======== STORED DATA ========

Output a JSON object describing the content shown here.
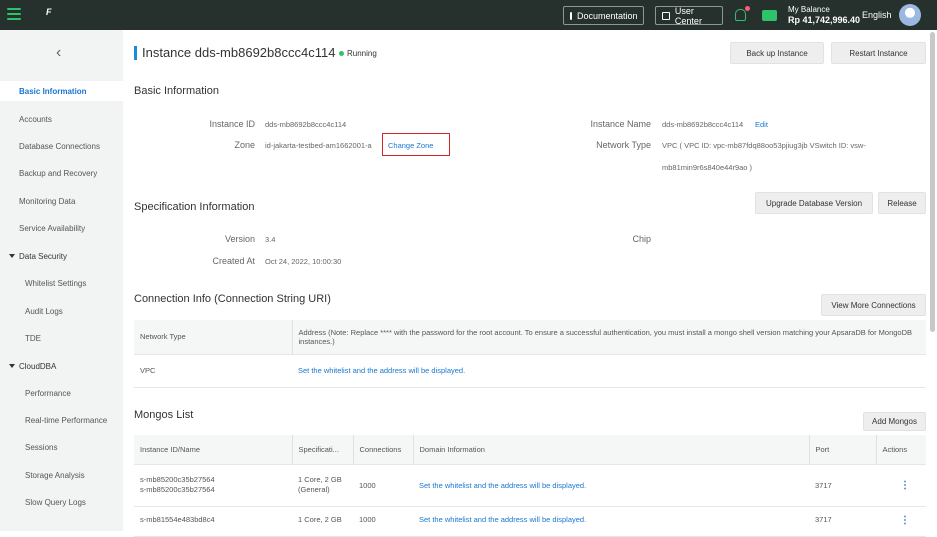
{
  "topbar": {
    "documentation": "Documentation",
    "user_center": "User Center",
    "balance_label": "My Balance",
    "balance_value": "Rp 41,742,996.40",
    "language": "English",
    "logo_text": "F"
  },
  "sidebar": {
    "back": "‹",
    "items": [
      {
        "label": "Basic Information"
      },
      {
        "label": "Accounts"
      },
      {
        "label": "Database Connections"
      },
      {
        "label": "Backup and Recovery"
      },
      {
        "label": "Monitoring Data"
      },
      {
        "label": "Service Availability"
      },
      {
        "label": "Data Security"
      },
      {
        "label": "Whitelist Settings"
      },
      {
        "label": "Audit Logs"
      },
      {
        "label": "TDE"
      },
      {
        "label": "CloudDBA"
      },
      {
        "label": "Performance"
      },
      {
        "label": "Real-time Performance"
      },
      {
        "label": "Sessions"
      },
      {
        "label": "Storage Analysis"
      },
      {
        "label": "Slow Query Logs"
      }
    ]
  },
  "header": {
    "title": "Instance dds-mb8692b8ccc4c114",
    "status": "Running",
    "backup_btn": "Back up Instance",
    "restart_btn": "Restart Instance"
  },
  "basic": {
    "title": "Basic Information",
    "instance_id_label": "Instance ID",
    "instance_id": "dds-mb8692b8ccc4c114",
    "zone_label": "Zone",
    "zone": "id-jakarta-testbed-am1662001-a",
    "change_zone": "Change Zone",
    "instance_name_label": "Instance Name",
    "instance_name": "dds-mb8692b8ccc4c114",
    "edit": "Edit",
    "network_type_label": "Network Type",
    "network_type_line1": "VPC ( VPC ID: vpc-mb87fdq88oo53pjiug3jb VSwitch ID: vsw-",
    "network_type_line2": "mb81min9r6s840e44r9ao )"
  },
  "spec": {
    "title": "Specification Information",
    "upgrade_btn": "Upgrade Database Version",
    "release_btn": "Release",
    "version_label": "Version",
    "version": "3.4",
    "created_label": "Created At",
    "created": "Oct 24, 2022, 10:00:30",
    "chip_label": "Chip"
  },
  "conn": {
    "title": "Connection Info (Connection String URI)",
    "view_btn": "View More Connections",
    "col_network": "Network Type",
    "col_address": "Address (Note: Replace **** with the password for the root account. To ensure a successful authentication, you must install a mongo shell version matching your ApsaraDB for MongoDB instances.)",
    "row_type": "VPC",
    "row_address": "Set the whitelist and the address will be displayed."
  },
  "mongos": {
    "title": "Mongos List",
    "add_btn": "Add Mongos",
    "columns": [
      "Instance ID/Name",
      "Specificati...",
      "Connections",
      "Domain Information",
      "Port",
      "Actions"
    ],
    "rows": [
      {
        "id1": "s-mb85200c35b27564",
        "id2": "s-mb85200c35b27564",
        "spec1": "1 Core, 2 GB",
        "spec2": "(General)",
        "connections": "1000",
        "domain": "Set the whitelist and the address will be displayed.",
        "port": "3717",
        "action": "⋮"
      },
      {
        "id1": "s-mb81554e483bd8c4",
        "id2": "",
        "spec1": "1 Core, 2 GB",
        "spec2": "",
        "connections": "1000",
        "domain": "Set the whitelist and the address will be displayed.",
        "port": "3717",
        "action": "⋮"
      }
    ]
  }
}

========
======== STORED DATA ========

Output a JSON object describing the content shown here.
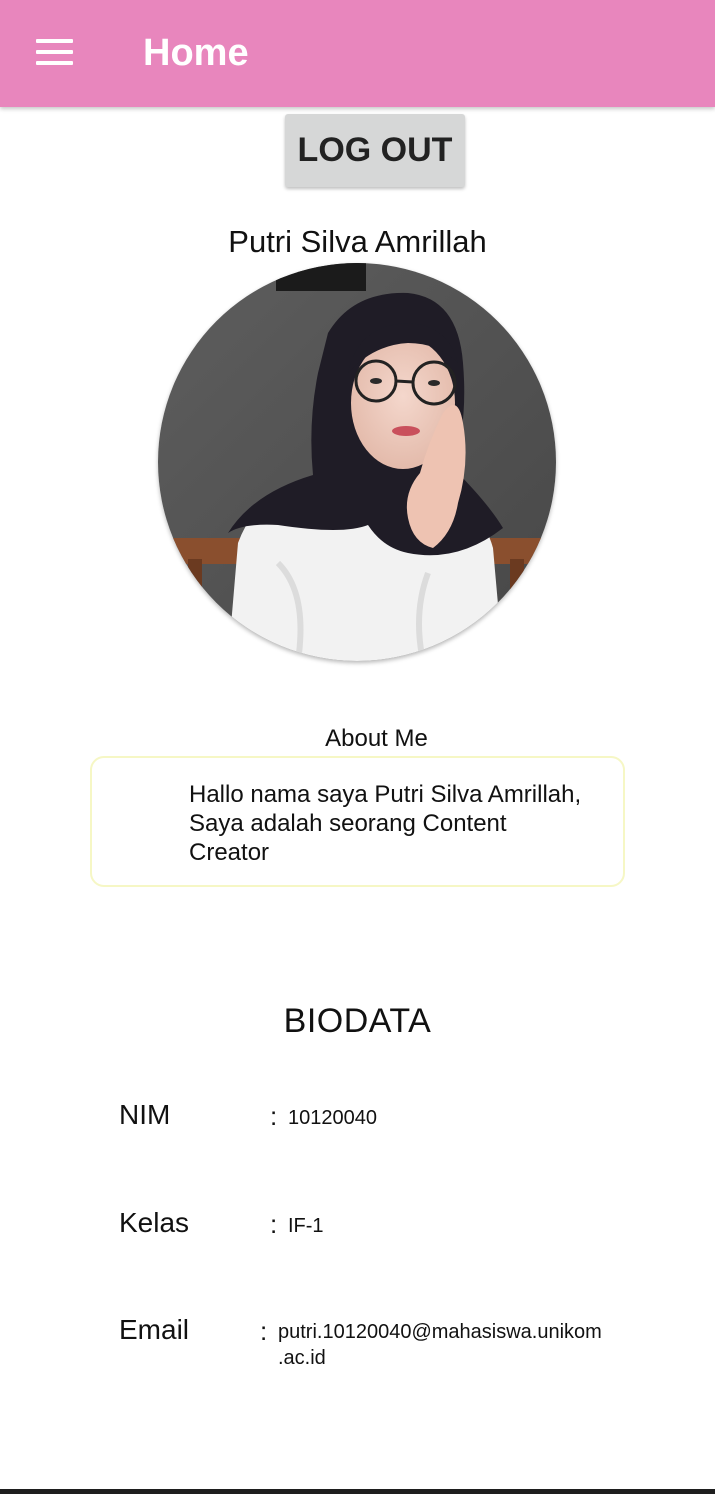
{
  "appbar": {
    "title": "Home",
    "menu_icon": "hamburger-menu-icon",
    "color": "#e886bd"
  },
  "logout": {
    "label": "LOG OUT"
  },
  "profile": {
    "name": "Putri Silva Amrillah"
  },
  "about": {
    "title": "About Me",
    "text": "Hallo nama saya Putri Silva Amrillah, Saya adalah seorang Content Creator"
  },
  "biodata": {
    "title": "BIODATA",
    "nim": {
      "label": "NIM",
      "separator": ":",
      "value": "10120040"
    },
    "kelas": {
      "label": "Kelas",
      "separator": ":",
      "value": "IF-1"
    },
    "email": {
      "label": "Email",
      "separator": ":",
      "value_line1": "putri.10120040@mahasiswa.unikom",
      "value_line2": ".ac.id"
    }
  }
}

========

For each line above that contains the word "Database", copy that line.

* TASK RESULT *
        "label": "Database Connections"
    "upgrade_btn": "Upgrade Database Version",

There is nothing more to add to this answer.